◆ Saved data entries
+ + + +

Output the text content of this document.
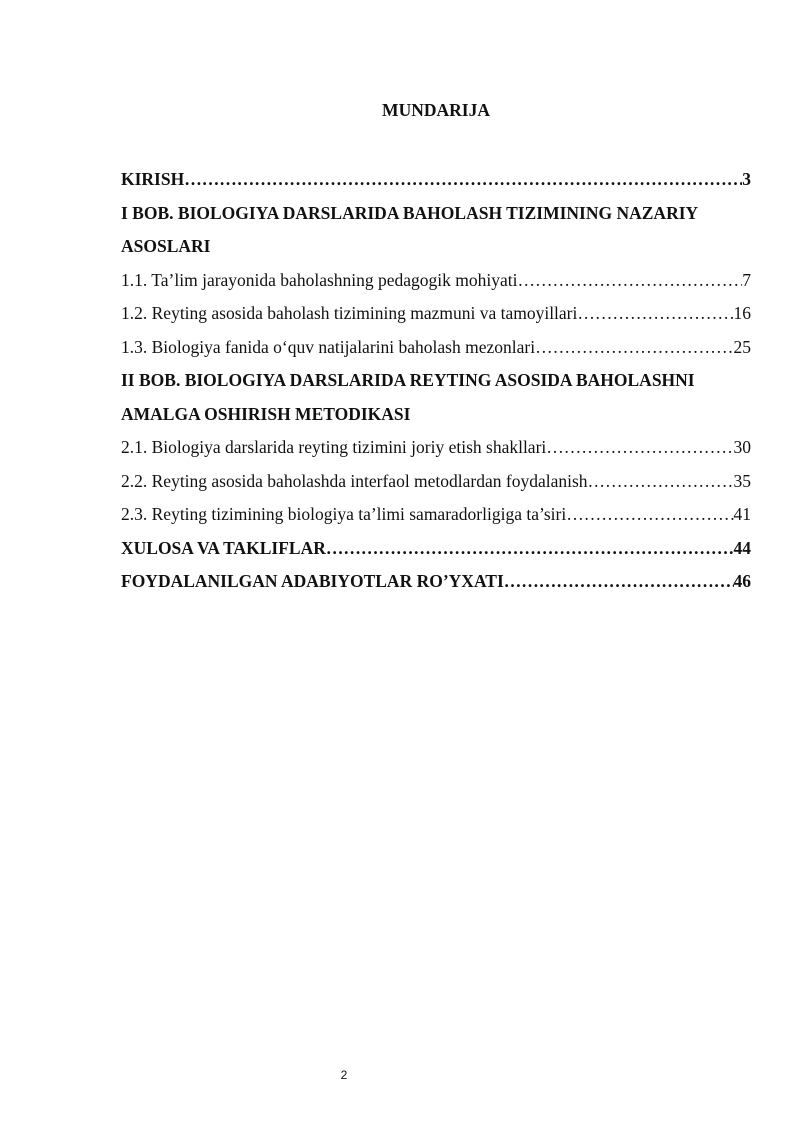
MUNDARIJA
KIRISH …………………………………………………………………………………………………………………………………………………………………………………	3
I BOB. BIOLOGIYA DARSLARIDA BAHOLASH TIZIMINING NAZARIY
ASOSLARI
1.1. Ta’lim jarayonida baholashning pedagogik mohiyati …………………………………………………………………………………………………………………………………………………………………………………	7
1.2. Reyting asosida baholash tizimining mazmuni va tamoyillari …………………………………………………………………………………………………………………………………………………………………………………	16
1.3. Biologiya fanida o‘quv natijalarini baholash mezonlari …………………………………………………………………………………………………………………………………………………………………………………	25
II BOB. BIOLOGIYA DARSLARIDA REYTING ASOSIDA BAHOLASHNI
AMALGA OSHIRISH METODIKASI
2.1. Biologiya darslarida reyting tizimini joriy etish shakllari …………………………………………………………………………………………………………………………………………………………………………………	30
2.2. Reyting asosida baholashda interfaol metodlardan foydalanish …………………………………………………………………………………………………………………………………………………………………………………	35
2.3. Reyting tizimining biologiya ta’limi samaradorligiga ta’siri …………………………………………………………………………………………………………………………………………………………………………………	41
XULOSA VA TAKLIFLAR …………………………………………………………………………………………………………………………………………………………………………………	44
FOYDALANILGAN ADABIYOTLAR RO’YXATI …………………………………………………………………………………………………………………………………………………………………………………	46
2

+ + + +

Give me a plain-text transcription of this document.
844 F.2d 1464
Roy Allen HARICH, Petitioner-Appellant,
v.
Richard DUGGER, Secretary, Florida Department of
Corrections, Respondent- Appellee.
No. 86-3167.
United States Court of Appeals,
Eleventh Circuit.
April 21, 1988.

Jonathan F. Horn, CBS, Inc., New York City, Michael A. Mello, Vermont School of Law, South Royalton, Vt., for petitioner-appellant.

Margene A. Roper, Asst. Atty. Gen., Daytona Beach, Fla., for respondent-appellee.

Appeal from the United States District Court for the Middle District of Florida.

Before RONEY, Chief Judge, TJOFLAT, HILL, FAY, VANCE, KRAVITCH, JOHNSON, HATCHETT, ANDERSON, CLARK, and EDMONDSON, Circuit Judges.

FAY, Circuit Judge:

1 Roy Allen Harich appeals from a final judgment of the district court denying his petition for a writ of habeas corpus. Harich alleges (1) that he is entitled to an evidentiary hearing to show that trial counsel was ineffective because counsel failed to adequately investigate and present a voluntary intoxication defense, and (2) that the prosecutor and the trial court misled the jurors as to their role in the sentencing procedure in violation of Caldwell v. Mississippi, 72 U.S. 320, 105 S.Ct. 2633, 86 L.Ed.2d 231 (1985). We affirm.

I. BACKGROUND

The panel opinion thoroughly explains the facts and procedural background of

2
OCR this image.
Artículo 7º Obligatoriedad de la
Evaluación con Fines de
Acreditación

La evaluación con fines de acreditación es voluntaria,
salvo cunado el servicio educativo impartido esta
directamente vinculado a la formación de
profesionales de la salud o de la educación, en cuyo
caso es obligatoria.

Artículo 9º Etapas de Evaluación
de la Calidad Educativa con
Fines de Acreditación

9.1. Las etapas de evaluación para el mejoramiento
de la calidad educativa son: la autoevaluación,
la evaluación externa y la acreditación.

+ + + +

◆ WHAT TO WORK ON
Check every line of the material for the string "United" and give the number of lines that have it, without anything else.

◆ FINAL RESULT
2